*What is being asked*. Your task is to copy the material exactly.

*Data shown*.
* BEGIN *

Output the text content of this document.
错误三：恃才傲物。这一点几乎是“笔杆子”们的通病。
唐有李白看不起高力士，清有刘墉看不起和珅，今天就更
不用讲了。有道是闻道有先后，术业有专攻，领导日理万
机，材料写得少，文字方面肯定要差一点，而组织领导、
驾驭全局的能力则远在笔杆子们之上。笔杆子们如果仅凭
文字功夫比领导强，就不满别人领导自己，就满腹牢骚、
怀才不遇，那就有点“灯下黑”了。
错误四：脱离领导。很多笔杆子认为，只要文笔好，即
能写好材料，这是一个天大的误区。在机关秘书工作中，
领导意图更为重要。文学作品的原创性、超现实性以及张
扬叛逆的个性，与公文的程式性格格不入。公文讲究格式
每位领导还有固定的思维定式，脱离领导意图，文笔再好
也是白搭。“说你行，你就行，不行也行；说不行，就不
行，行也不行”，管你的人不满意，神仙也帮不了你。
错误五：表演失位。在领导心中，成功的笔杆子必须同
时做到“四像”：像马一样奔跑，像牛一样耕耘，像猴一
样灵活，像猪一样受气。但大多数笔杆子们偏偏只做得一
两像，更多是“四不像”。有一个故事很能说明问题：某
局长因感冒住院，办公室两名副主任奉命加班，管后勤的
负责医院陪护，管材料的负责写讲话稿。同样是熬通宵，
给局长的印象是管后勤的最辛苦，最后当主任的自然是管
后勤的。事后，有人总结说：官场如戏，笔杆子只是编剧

* END *

*Exercise output*.
Output the text content of this document.
错误三：恃才傲物。这一点几乎是“笔杆子”们的通病。
唐有李白看不起高力士，清有刘墉看不起和珅，今天就更
不用讲了。有道是闻道有先后，术业有专攻，领导日理万
机，材料写得少，文字方面肯定要差一点，而组织领导、
驾驭全局的能力则远在笔杆子们之上。笔杆子们如果仅凭
文字功夫比领导强，就不满别人领导自己，就满腹牢骚、
怀才不遇，那就有点“灯下黑”了。
错误四：脱离领导。很多笔杆子认为，只要文笔好，即
能写好材料，这是一个天大的误区。在机关秘书工作中，
领导意图更为重要。文学作品的原创性、超现实性以及张
扬叛逆的个性，与公文的程式性格格不入。公文讲究格式
每位领导还有固定的思维定式，脱离领导意图，文笔再好
也是白搭。“说你行，你就行，不行也行；说不行，就不
行，行也不行”，管你的人不满意，神仙也帮不了你。
错误五：表演失位。在领导心中，成功的笔杆子必须同
时做到“四像”：像马一样奔跑，像牛一样耕耘，像猴一
样灵活，像猪一样受气。但大多数笔杆子们偏偏只做得一
两像，更多是“四不像”。有一个故事很能说明问题：某
局长因感冒住院，办公室两名副主任奉命加班，管后勤的
负责医院陪护，管材料的负责写讲话稿。同样是熬通宵，
给局长的印象是管后勤的最辛苦，最后当主任的自然是管
后勤的。事后，有人总结说：官场如戏，笔杆子只是编剧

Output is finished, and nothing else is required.